◆ Goal of the exercise ◆
Please transcribe the data below exactly. Leave the pictures out.

Saved data entries
——————
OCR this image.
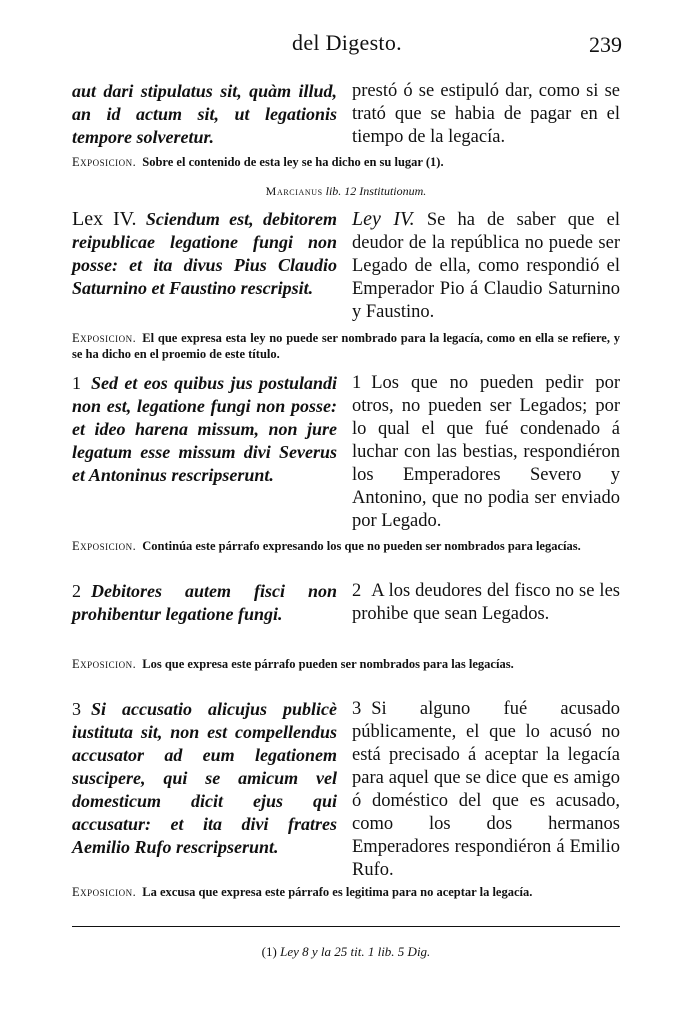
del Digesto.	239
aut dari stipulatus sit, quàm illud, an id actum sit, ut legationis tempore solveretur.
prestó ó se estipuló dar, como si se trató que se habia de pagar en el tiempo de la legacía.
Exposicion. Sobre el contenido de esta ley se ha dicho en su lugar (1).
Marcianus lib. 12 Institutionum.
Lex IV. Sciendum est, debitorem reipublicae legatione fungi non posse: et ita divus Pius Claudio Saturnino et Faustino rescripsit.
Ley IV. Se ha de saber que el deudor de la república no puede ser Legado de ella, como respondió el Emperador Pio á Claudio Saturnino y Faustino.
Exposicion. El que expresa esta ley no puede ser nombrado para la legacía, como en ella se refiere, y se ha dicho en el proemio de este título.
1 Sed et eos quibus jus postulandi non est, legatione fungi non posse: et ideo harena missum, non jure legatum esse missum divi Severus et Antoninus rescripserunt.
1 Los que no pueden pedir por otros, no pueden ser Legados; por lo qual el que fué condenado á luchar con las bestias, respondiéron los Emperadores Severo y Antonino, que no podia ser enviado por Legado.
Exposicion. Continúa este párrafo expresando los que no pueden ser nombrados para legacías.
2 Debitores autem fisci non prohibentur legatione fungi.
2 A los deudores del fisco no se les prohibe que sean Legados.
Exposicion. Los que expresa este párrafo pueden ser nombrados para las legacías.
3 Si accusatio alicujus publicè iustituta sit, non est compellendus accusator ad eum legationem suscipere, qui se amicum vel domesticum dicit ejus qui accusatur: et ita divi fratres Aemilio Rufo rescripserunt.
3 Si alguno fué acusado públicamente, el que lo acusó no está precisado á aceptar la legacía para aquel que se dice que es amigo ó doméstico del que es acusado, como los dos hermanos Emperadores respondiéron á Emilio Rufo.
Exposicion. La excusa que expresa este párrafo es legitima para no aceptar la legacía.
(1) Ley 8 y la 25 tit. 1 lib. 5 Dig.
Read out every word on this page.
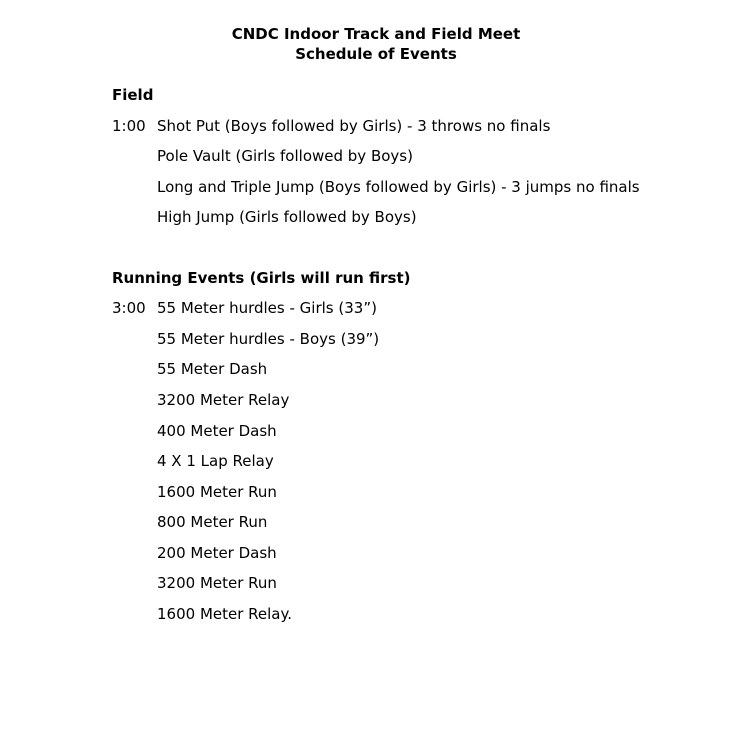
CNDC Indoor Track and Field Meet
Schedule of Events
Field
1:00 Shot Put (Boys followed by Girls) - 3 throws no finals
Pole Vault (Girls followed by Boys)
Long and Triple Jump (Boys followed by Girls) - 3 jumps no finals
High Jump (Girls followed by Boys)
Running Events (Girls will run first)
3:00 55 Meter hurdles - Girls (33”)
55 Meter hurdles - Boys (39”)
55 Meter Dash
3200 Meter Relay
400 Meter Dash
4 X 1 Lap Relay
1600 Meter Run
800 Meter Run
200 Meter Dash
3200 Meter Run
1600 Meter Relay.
——————
◆ Correct answer ◆
OCR this image.
del Digesto.	239
aut dari stipulatus sit, quàm illud, an id actum sit, ut legationis tempore solveretur.
prestó ó se estipuló dar, como si se trató que se habia de pagar en el tiempo de la legacía.
Exposicion. Sobre el contenido de esta ley se ha dicho en su lugar (1).
Marcianus lib. 12 Institutionum.
Lex IV. Sciendum est, debitorem reipublicae legatione fungi non posse: et ita divus Pius Claudio Saturnino et Faustino rescripsit.
Ley IV. Se ha de saber que el deudor de la república no puede ser Legado de ella, como respondió el Emperador Pio á Claudio Saturnino y Faustino.
Exposicion. El que expresa esta ley no puede ser nombrado para la legacía, como en ella se refiere, y se ha dicho en el proemio de este título.
1 Sed et eos quibus jus postulandi non est, legatione fungi non posse: et ideo harena missum, non jure legatum esse missum divi Severus et Antoninus rescripserunt.
1 Los que no pueden pedir por otros, no pueden ser Legados; por lo qual el que fué condenado á luchar con las bestias, respondiéron los Emperadores Severo y Antonino, que no podia ser enviado por Legado.
Exposicion. Continúa este párrafo expresando los que no pueden ser nombrados para legacías.
2 Debitores autem fisci non prohibentur legatione fungi.
2 A los deudores del fisco no se les prohibe que sean Legados.
Exposicion. Los que expresa este párrafo pueden ser nombrados para las legacías.
3 Si accusatio alicujus publicè iustituta sit, non est compellendus accusator ad eum legationem suscipere, qui se amicum vel domesticum dicit ejus qui accusatur: et ita divi fratres Aemilio Rufo rescripserunt.
3 Si alguno fué acusado públicamente, el que lo acusó no está precisado á aceptar la legacía para aquel que se dice que es amigo ó doméstico del que es acusado, como los dos hermanos Emperadores respondiéron á Emilio Rufo.
Exposicion. La excusa que expresa este párrafo es legitima para no aceptar la legacía.
(1) Ley 8 y la 25 tit. 1 lib. 5 Dig.
Read out every word on this page.
CNDC Indoor Track and Field Meet
Schedule of Events
Field
1:00 Shot Put (Boys followed by Girls) - 3 throws no finals
Pole Vault (Girls followed by Boys)
Long and Triple Jump (Boys followed by Girls) - 3 jumps no finals
High Jump (Girls followed by Boys)
Running Events (Girls will run first)
3:00 55 Meter hurdles - Girls (33”)
55 Meter hurdles - Boys (39”)
55 Meter Dash
3200 Meter Relay
400 Meter Dash
4 X 1 Lap Relay
1600 Meter Run
800 Meter Run
200 Meter Dash
3200 Meter Run
1600 Meter Relay.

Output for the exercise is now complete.